Exercise prompt:
Repeat the records below exactly.

--- start of Supplied records ---

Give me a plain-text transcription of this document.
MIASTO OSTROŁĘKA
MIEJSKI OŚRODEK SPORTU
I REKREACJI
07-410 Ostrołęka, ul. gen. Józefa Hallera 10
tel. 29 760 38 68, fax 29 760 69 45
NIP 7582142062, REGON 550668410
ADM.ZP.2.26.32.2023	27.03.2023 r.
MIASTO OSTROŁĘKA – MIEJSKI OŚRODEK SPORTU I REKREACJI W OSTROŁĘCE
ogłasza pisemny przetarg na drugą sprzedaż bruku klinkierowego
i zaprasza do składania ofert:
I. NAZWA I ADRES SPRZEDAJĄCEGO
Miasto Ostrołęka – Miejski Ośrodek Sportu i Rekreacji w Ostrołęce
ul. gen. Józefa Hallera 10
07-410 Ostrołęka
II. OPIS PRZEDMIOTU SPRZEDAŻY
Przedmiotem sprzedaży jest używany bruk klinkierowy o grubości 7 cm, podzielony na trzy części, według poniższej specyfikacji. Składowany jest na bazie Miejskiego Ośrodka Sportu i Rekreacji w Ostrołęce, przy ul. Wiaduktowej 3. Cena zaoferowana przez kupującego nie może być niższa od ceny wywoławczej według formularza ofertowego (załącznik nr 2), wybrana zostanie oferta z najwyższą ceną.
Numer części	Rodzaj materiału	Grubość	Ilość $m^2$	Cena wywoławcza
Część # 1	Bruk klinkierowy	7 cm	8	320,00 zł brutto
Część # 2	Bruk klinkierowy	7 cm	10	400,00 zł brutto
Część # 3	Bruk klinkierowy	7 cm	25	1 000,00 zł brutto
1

--- end of Supplied records ---

Reply:
Give me a plain-text transcription of this document.
MIASTO OSTROŁĘKA
MIEJSKI OŚRODEK SPORTU
I REKREACJI
07-410 Ostrołęka, ul. gen. Józefa Hallera 10
tel. 29 760 38 68, fax 29 760 69 45
NIP 7582142062, REGON 550668410
ADM.ZP.2.26.32.2023	27.03.2023 r.
MIASTO OSTROŁĘKA – MIEJSKI OŚRODEK SPORTU I REKREACJI W OSTROŁĘCE
ogłasza pisemny przetarg na drugą sprzedaż bruku klinkierowego
i zaprasza do składania ofert:
I. NAZWA I ADRES SPRZEDAJĄCEGO
Miasto Ostrołęka – Miejski Ośrodek Sportu i Rekreacji w Ostrołęce
ul. gen. Józefa Hallera 10
07-410 Ostrołęka
II. OPIS PRZEDMIOTU SPRZEDAŻY
Przedmiotem sprzedaży jest używany bruk klinkierowy o grubości 7 cm, podzielony na trzy części, według poniższej specyfikacji. Składowany jest na bazie Miejskiego Ośrodka Sportu i Rekreacji w Ostrołęce, przy ul. Wiaduktowej 3. Cena zaoferowana przez kupującego nie może być niższa od ceny wywoławczej według formularza ofertowego (załącznik nr 2), wybrana zostanie oferta z najwyższą ceną.
Numer części	Rodzaj materiału	Grubość	Ilość $m^2$	Cena wywoławcza
Część # 1	Bruk klinkierowy	7 cm	8	320,00 zł brutto
Część # 2	Bruk klinkierowy	7 cm	10	400,00 zł brutto
Część # 3	Bruk klinkierowy	7 cm	25	1 000,00 zł brutto
1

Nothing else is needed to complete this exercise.